Symmetric Matrix-Vector Multiplication with only lower triangular stored

I have a very big (n>1000000) sparse symmetric positive definite matrix A and I want to multiply it efficiently by a vector x. Only the lower triangular of matrix A is stored with function "sparse". Is there any function inbuilt or external that anyone knows of that takes as input only the lower triangular and performs the complete operation Ax without having to recover whole A (adding the strict upper triangular again)?
Thank you very much,
Jan

 Accepted Answer

Plese check if this is efficient in your case:
A = rand(5, 5);
A = A + A'; % Symmetric example matrix
B = tril(A); % Left triangular part
x = rand(5, 1);
y1 = A * x;
y2 = B * x + B.' * x - diag(B) .* x;
y1 - y2
ans = 5×1
1.0e+-15 * 0 0 -0.4441 0 0
I assume that Matlab's JIT can handle B.' * x without computing B.' explicitly. Alternative:
y2 = B * x + B.' * x - diag(diag(B)) * x;

6 Comments

Hi Jan,
Thank you for your answer.
I thought that the transpose should be avoided. "I assume that Matlab's JIT can handle B.' * x without computing B.' explicitly." In that case, your answer is probably the fastest.
I'll wait a few more minutes before accepting your answer, to see if anyone has something else to say.
Have a nice day :)
Hi Jan,
the transpose is computed explicitily every time the multiplication is done. Recovering A completely beforehand is actually faster (I am using this to let the pcg method compute multiplications faster every iteration). It would be great to find a function that doesn't need the transpose.

* _DATASET RECORDS_
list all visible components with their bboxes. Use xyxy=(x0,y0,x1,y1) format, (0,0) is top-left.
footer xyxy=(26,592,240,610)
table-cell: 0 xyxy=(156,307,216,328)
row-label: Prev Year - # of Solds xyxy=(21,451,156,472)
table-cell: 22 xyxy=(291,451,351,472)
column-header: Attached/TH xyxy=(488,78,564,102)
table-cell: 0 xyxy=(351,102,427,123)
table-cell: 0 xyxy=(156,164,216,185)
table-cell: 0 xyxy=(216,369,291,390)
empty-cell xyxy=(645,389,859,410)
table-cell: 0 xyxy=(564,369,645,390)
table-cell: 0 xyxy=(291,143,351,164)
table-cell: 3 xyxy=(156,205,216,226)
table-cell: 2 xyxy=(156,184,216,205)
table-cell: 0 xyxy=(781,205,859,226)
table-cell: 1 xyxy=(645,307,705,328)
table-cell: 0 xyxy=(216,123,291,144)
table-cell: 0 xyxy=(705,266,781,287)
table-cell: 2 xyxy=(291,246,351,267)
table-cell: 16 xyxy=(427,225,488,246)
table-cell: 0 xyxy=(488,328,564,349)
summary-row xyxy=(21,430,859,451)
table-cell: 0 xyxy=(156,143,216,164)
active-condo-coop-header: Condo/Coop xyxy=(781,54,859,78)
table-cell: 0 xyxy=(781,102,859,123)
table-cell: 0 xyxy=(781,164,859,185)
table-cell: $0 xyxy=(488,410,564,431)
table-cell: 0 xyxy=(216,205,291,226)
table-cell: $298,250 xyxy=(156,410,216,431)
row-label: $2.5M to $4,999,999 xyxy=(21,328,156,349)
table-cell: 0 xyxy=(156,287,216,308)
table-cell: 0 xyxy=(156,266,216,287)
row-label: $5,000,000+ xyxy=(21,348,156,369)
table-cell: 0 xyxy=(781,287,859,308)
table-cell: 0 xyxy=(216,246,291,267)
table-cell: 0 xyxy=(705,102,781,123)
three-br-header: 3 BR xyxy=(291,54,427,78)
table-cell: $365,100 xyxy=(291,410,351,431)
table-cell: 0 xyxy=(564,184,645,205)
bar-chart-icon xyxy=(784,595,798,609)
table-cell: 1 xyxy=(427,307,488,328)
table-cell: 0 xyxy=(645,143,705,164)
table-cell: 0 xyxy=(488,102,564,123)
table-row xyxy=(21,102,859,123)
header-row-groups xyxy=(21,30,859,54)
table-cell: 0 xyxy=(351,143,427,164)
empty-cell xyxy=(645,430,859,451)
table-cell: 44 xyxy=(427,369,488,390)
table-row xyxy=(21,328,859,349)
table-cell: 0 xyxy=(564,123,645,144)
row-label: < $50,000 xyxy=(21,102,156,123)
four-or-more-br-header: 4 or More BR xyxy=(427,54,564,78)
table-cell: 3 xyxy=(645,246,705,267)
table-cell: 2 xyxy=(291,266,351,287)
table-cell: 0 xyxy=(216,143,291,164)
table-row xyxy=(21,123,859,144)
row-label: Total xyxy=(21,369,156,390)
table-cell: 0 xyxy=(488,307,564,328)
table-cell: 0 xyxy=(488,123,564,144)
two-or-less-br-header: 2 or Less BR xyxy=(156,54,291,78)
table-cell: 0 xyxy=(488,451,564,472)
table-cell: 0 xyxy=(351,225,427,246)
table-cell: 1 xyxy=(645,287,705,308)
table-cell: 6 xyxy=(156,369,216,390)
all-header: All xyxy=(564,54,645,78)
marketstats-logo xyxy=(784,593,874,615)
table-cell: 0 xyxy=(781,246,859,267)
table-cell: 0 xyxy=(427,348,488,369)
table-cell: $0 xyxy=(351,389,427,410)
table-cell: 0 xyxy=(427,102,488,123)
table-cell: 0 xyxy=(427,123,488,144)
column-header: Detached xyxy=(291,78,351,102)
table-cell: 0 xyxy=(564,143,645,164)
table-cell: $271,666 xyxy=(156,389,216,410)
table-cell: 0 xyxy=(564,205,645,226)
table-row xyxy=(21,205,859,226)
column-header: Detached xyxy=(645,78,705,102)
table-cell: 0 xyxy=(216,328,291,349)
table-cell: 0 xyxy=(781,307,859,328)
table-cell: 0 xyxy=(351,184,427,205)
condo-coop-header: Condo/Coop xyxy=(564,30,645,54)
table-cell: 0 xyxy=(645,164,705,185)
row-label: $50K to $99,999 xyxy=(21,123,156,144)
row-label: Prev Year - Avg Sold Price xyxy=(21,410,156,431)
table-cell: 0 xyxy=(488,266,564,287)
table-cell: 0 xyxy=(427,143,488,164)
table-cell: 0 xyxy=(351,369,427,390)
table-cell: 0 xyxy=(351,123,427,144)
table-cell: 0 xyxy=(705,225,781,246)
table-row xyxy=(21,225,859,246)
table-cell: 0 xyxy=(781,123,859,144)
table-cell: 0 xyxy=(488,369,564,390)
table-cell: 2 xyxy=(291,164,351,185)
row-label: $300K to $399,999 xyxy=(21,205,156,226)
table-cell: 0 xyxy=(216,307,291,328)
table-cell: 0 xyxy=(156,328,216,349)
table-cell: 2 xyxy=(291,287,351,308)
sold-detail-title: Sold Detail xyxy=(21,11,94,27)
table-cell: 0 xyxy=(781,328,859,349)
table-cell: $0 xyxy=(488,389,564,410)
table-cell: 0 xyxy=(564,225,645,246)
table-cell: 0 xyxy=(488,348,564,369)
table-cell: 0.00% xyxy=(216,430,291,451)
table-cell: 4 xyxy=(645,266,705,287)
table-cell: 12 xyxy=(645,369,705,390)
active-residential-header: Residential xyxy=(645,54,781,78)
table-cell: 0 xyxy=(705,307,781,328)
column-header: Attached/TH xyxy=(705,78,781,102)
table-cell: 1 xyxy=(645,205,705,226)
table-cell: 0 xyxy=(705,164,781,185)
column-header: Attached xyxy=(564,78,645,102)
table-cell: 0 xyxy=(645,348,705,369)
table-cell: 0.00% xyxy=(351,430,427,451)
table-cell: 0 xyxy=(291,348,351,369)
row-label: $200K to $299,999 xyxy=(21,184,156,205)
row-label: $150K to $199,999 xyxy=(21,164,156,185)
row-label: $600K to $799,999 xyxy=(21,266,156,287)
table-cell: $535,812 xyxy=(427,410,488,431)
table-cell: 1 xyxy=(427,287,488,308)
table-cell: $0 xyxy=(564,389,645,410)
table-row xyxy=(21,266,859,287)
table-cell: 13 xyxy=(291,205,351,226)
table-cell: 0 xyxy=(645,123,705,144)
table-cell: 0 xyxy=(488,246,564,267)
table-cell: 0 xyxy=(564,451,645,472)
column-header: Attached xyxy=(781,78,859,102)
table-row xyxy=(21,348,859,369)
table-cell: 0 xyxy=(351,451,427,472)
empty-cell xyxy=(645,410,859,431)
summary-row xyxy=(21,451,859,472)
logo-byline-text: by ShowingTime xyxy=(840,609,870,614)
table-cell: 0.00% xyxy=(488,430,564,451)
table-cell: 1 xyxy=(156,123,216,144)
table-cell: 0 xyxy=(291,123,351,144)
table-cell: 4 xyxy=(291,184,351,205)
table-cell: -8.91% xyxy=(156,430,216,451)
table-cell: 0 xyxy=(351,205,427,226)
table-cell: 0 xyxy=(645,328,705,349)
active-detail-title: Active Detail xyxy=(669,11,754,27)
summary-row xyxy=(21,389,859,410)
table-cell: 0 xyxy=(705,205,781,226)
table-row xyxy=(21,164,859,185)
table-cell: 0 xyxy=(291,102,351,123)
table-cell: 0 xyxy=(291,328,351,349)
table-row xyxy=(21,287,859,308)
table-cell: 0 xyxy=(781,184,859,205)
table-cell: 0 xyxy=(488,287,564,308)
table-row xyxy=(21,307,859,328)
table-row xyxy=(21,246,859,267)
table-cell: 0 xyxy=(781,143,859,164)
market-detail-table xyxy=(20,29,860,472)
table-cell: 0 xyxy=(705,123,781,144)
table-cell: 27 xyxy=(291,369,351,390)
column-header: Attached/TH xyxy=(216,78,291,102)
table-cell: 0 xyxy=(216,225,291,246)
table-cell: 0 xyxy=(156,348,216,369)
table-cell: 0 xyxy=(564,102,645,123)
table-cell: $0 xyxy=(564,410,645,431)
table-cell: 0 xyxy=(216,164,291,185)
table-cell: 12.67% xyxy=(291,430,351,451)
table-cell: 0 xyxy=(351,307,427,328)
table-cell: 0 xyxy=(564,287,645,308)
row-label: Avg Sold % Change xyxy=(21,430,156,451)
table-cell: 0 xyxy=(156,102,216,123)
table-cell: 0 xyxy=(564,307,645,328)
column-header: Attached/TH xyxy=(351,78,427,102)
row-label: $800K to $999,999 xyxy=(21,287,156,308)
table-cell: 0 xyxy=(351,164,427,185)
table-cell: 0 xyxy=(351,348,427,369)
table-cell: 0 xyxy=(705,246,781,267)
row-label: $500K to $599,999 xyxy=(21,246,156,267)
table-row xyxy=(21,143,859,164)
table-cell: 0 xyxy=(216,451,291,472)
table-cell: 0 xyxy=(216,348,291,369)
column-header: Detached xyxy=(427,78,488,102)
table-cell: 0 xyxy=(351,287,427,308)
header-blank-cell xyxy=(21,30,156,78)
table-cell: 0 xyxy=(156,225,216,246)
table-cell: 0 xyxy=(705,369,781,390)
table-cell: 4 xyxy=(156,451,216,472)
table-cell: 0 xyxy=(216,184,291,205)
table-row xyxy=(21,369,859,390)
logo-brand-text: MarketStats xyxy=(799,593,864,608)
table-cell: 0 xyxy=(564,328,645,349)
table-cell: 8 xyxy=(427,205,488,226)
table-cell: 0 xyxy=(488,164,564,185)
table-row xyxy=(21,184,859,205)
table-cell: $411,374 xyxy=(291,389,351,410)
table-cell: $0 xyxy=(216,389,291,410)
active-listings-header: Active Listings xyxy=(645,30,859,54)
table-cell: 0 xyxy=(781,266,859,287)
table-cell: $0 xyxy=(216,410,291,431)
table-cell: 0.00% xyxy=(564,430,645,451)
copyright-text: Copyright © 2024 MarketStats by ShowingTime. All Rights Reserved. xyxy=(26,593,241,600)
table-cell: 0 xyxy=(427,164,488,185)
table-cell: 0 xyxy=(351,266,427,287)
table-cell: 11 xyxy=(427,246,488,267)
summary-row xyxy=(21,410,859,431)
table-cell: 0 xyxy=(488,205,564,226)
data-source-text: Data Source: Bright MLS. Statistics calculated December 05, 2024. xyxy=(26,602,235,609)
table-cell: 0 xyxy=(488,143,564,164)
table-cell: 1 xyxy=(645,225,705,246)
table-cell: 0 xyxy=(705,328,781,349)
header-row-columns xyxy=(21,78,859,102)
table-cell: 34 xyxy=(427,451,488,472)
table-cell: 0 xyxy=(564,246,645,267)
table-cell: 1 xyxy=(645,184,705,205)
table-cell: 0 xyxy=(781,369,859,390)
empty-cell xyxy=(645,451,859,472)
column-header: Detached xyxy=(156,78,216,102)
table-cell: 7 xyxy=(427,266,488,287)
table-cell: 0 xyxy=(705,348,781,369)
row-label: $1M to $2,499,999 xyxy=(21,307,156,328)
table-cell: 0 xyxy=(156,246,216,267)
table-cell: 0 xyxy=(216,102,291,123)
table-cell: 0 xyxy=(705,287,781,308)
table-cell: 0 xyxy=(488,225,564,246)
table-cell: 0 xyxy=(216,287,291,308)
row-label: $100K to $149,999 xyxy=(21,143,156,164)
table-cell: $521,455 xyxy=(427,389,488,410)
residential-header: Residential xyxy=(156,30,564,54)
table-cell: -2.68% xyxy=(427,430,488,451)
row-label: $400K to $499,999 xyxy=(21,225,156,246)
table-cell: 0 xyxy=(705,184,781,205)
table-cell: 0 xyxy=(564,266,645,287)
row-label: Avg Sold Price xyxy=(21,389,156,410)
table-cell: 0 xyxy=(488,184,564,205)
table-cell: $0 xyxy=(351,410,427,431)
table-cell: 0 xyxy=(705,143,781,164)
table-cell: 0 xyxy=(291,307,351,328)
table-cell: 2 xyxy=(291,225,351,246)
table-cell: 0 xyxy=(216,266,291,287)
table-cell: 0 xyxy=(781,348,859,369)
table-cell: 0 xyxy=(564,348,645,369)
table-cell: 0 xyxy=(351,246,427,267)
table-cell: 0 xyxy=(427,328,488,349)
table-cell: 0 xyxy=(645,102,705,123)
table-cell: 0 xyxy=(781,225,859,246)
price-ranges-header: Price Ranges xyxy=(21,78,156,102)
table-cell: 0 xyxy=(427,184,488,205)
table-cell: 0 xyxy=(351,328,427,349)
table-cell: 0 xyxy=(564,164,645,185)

* _TO DO_
(a) In the post on symmetric matrix-vector multiplication, which part of matrix A is stored, and with what function?
(b) Please render the records as a Markdown table with the columns Number and Record line, starting at the first line of the records and ending at the line that contains "table-cell: 1 xyxy=(427,307,488,328)". Leave out blank lines and include nothing else.

* _EXERCISE RESPONSES_
(a) Only the lower triangular part of A is stored, using the function "sparse".

(b)
| Number | Record line |
|---|---|
| 1 | list all visible components with their bboxes. Use xyxy=(x0,y0,x1,y1) format, (0,0) is top-left. |
| 2 | footer xyxy=(26,592,240,610) |
| 3 | table-cell: 0 xyxy=(156,307,216,328) |
| 4 | row-label: Prev Year - # of Solds xyxy=(21,451,156,472) |
| 5 | table-cell: 22 xyxy=(291,451,351,472) |
| 6 | column-header: Attached/TH xyxy=(488,78,564,102) |
| 7 | table-cell: 0 xyxy=(351,102,427,123) |
| 8 | table-cell: 0 xyxy=(156,164,216,185) |
| 9 | table-cell: 0 xyxy=(216,369,291,390) |
| 10 | empty-cell xyxy=(645,389,859,410) |
| 11 | table-cell: 0 xyxy=(564,369,645,390) |
| 12 | table-cell: 0 xyxy=(291,143,351,164) |
| 13 | table-cell: 3 xyxy=(156,205,216,226) |
| 14 | table-cell: 2 xyxy=(156,184,216,205) |
| 15 | table-cell: 0 xyxy=(781,205,859,226) |
| 16 | table-cell: 1 xyxy=(645,307,705,328) |
| 17 | table-cell: 0 xyxy=(216,123,291,144) |
| 18 | table-cell: 0 xyxy=(705,266,781,287) |
| 19 | table-cell: 2 xyxy=(291,246,351,267) |
| 20 | table-cell: 16 xyxy=(427,225,488,246) |
| 21 | table-cell: 0 xyxy=(488,328,564,349) |
| 22 | summary-row xyxy=(21,430,859,451) |
| 23 | table-cell: 0 xyxy=(156,143,216,164) |
| 24 | active-condo-coop-header: Condo/Coop xyxy=(781,54,859,78) |
| 25 | table-cell: 0 xyxy=(781,102,859,123) |
| 26 | table-cell: 0 xyxy=(781,164,859,185) |
| 27 | table-cell: $0 xyxy=(488,410,564,431) |
| 28 | table-cell: 0 xyxy=(216,205,291,226) |
| 29 | table-cell: $298,250 xyxy=(156,410,216,431) |
| 30 | row-label: $2.5M to $4,999,999 xyxy=(21,328,156,349) |
| 31 | table-cell: 0 xyxy=(156,287,216,308) |
| 32 | table-cell: 0 xyxy=(156,266,216,287) |
| 33 | row-label: $5,000,000+ xyxy=(21,348,156,369) |
| 34 | table-cell: 0 xyxy=(781,287,859,308) |
| 35 | table-cell: 0 xyxy=(216,246,291,267) |
| 36 | table-cell: 0 xyxy=(705,102,781,123) |
| 37 | three-br-header: 3 BR xyxy=(291,54,427,78) |
| 38 | table-cell: $365,100 xyxy=(291,410,351,431) |
| 39 | table-cell: 0 xyxy=(564,184,645,205) |
| 40 | bar-chart-icon xyxy=(784,595,798,609) |
| 41 | table-cell: 1 xyxy=(427,307,488,328) |